PROBLEM REQUIREMENTS:
Your task is to output the data exactly as it stands.

'''

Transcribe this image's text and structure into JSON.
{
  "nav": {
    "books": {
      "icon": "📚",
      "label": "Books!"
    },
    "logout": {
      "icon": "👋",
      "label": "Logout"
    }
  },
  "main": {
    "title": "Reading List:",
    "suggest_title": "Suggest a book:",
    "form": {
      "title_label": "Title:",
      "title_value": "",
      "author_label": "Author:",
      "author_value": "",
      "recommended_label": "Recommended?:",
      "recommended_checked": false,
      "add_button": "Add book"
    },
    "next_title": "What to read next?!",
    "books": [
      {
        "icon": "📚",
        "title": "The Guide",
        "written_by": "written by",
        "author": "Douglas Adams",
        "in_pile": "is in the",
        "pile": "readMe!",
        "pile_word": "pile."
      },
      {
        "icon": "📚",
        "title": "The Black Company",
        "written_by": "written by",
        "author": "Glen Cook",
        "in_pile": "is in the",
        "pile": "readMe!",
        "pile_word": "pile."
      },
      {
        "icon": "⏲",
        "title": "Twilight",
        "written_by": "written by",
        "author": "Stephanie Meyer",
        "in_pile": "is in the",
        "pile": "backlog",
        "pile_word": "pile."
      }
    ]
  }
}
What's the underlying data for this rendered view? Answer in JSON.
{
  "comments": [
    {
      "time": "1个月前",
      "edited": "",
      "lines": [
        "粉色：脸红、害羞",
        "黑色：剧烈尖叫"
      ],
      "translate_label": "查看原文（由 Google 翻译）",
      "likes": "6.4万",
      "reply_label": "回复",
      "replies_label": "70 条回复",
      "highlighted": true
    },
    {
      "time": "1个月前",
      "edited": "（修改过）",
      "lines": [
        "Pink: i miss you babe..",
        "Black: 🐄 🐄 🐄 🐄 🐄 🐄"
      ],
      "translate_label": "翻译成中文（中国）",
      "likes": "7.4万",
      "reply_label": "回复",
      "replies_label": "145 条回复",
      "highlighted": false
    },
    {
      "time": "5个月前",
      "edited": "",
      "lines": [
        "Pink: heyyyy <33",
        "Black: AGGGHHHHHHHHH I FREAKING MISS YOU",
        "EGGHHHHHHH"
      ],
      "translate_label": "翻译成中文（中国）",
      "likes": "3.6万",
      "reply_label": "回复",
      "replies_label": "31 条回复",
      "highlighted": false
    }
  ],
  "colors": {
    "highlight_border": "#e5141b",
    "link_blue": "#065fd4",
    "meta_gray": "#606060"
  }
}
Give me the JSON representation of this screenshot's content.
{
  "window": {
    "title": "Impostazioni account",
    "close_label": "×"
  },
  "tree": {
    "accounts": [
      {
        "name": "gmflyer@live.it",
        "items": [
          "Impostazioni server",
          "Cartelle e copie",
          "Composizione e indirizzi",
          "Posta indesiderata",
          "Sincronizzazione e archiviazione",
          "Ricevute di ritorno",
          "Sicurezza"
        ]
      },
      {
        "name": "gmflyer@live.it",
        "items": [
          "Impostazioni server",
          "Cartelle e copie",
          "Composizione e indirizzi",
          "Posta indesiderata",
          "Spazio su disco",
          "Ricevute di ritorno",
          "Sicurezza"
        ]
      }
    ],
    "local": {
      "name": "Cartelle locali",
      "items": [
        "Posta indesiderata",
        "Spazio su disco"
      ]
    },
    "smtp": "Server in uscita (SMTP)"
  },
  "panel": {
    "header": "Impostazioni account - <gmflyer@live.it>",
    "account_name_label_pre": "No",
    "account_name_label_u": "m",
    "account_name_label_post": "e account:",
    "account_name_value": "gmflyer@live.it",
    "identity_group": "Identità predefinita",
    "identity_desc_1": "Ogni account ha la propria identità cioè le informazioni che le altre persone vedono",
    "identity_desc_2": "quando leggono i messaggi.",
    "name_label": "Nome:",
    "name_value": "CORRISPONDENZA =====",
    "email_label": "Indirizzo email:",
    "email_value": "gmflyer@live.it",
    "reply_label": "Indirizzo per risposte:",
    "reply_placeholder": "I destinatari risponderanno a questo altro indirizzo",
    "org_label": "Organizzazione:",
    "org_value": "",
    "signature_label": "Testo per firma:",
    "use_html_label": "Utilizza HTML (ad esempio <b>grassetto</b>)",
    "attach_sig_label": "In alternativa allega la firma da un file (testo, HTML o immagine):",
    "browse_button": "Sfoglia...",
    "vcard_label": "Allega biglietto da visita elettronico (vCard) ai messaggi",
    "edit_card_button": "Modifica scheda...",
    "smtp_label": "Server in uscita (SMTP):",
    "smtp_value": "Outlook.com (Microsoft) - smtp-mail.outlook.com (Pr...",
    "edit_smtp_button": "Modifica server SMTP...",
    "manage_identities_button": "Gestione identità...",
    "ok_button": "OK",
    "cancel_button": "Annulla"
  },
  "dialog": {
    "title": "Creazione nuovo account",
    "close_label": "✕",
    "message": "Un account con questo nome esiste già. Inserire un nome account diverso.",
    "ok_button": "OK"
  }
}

'''

OUTPUT BELOW:
Transcribe this image's text and structure into JSON.
{
  "nav": {
    "books": {
      "icon": "📚",
      "label": "Books!"
    },
    "logout": {
      "icon": "👋",
      "label": "Logout"
    }
  },
  "main": {
    "title": "Reading List:",
    "suggest_title": "Suggest a book:",
    "form": {
      "title_label": "Title:",
      "title_value": "",
      "author_label": "Author:",
      "author_value": "",
      "recommended_label": "Recommended?:",
      "recommended_checked": false,
      "add_button": "Add book"
    },
    "next_title": "What to read next?!",
    "books": [
      {
        "icon": "📚",
        "title": "The Guide",
        "written_by": "written by",
        "author": "Douglas Adams",
        "in_pile": "is in the",
        "pile": "readMe!",
        "pile_word": "pile."
      },
      {
        "icon": "📚",
        "title": "The Black Company",
        "written_by": "written by",
        "author": "Glen Cook",
        "in_pile": "is in the",
        "pile": "readMe!",
        "pile_word": "pile."
      },
      {
        "icon": "⏲",
        "title": "Twilight",
        "written_by": "written by",
        "author": "Stephanie Meyer",
        "in_pile": "is in the",
        "pile": "backlog",
        "pile_word": "pile."
      }
    ]
  }
}
What's the underlying data for this rendered view? Answer in JSON.
{
  "comments": [
    {
      "time": "1个月前",
      "edited": "",
      "lines": [
        "粉色：脸红、害羞",
        "黑色：剧烈尖叫"
      ],
      "translate_label": "查看原文（由 Google 翻译）",
      "likes": "6.4万",
      "reply_label": "回复",
      "replies_label": "70 条回复",
      "highlighted": true
    },
    {
      "time": "1个月前",
      "edited": "（修改过）",
      "lines": [
        "Pink: i miss you babe..",
        "Black: 🐄 🐄 🐄 🐄 🐄 🐄"
      ],
      "translate_label": "翻译成中文（中国）",
      "likes": "7.4万",
      "reply_label": "回复",
      "replies_label": "145 条回复",
      "highlighted": false
    },
    {
      "time": "5个月前",
      "edited": "",
      "lines": [
        "Pink: heyyyy <33",
        "Black: AGGGHHHHHHHHH I FREAKING MISS YOU",
        "EGGHHHHHHH"
      ],
      "translate_label": "翻译成中文（中国）",
      "likes": "3.6万",
      "reply_label": "回复",
      "replies_label": "31 条回复",
      "highlighted": false
    }
  ],
  "colors": {
    "highlight_border": "#e5141b",
    "link_blue": "#065fd4",
    "meta_gray": "#606060"
  }
}
Give me the JSON representation of this screenshot's content.
{
  "window": {
    "title": "Impostazioni account",
    "close_label": "×"
  },
  "tree": {
    "accounts": [
      {
        "name": "gmflyer@live.it",
        "items": [
          "Impostazioni server",
          "Cartelle e copie",
          "Composizione e indirizzi",
          "Posta indesiderata",
          "Sincronizzazione e archiviazione",
          "Ricevute di ritorno",
          "Sicurezza"
        ]
      },
      {
        "name": "gmflyer@live.it",
        "items": [
          "Impostazioni server",
          "Cartelle e copie",
          "Composizione e indirizzi",
          "Posta indesiderata",
          "Spazio su disco",
          "Ricevute di ritorno",
          "Sicurezza"
        ]
      }
    ],
    "local": {
      "name": "Cartelle locali",
      "items": [
        "Posta indesiderata",
        "Spazio su disco"
      ]
    },
    "smtp": "Server in uscita (SMTP)"
  },
  "panel": {
    "header": "Impostazioni account - <gmflyer@live.it>",
    "account_name_label_pre": "No",
    "account_name_label_u": "m",
    "account_name_label_post": "e account:",
    "account_name_value": "gmflyer@live.it",
    "identity_group": "Identità predefinita",
    "identity_desc_1": "Ogni account ha la propria identità cioè le informazioni che le altre persone vedono",
    "identity_desc_2": "quando leggono i messaggi.",
    "name_label": "Nome:",
    "name_value": "CORRISPONDENZA =====",
    "email_label": "Indirizzo email:",
    "email_value": "gmflyer@live.it",
    "reply_label": "Indirizzo per risposte:",
    "reply_placeholder": "I destinatari risponderanno a questo altro indirizzo",
    "org_label": "Organizzazione:",
    "org_value": "",
    "signature_label": "Testo per firma:",
    "use_html_label": "Utilizza HTML (ad esempio <b>grassetto</b>)",
    "attach_sig_label": "In alternativa allega la firma da un file (testo, HTML o immagine):",
    "browse_button": "Sfoglia...",
    "vcard_label": "Allega biglietto da visita elettronico (vCard) ai messaggi",
    "edit_card_button": "Modifica scheda...",
    "smtp_label": "Server in uscita (SMTP):",
    "smtp_value": "Outlook.com (Microsoft) - smtp-mail.outlook.com (Pr...",
    "edit_smtp_button": "Modifica server SMTP...",
    "manage_identities_button": "Gestione identità...",
    "ok_button": "OK",
    "cancel_button": "Annulla"
  },
  "dialog": {
    "title": "Creazione nuovo account",
    "close_label": "✕",
    "message": "Un account con questo nome esiste già. Inserire un nome account diverso.",
    "ok_button": "OK"
  }
}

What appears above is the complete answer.